Extracted records

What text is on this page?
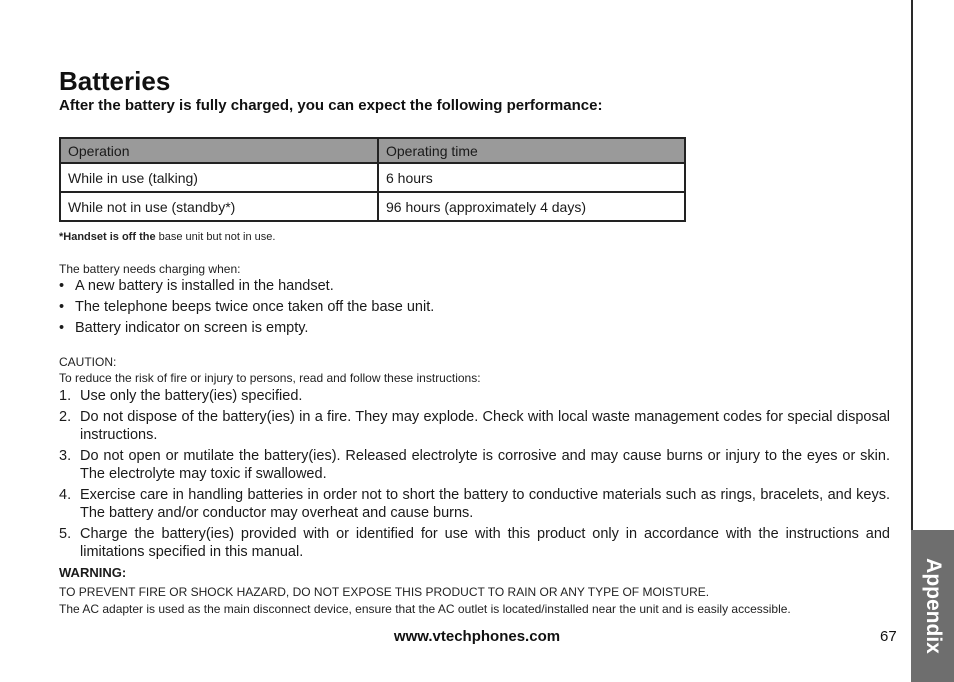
Appendix
Batteries

After the battery is fully charged, you can expect the following performance:

Operation	Operating time
While in use (talking)	6 hours
While not in use (standby*)	96 hours (approximately 4 days)
*Handset is off the base unit but not in use.

The battery needs charging when:

• A new battery is installed in the handset.
• The telephone beeps twice once taken off the base unit.
• Battery indicator on screen is empty.

CAUTION:

To reduce the risk of fire or injury to persons, read and follow these instructions:

1. Use only the battery(ies) specified.
2. Do not dispose of the battery(ies) in a fire. They may explode. Check with local waste management codes for special disposal instructions.
3. Do not open or mutilate the battery(ies). Released electrolyte is corrosive and may cause burns or injury to the eyes or skin. The electrolyte may toxic if swallowed.
4. Exercise care in handling batteries in order not to short the battery to conductive materials such as rings, bracelets, and keys. The battery and/or conductor may overheat and cause burns.
5. Charge the battery(ies) provided with or identified for use with this product only in accordance with the instructions and limitations specified in this manual.
WARNING:

TO PREVENT FIRE OR SHOCK HAZARD, DO NOT EXPOSE THIS PRODUCT TO RAIN OR ANY TYPE OF MOISTURE.

The AC adapter is used as the main disconnect device, ensure that the AC outlet is located/installed near the unit and is easily accessible.

www.vtechphones.com	67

REQUIRED WORK: Write out the records above exactly as they appear, leaving out any pictures.

ANSWER FOR THIS EXERCISE:
What text is on this page?
Appendix
Batteries

After the battery is fully charged, you can expect the following performance:

Operation	Operating time
While in use (talking)	6 hours
While not in use (standby*)	96 hours (approximately 4 days)
*Handset is off the base unit but not in use.

The battery needs charging when:

• A new battery is installed in the handset.
• The telephone beeps twice once taken off the base unit.
• Battery indicator on screen is empty.

CAUTION:

To reduce the risk of fire or injury to persons, read and follow these instructions:

1. Use only the battery(ies) specified.
2. Do not dispose of the battery(ies) in a fire. They may explode. Check with local waste management codes for special disposal instructions.
3. Do not open or mutilate the battery(ies). Released electrolyte is corrosive and may cause burns or injury to the eyes or skin. The electrolyte may toxic if swallowed.
4. Exercise care in handling batteries in order not to short the battery to conductive materials such as rings, bracelets, and keys. The battery and/or conductor may overheat and cause burns.
5. Charge the battery(ies) provided with or identified for use with this product only in accordance with the instructions and limitations specified in this manual.
WARNING:

TO PREVENT FIRE OR SHOCK HAZARD, DO NOT EXPOSE THIS PRODUCT TO RAIN OR ANY TYPE OF MOISTURE.

The AC adapter is used as the main disconnect device, ensure that the AC outlet is located/installed near the unit and is easily accessible.

www.vtechphones.com	67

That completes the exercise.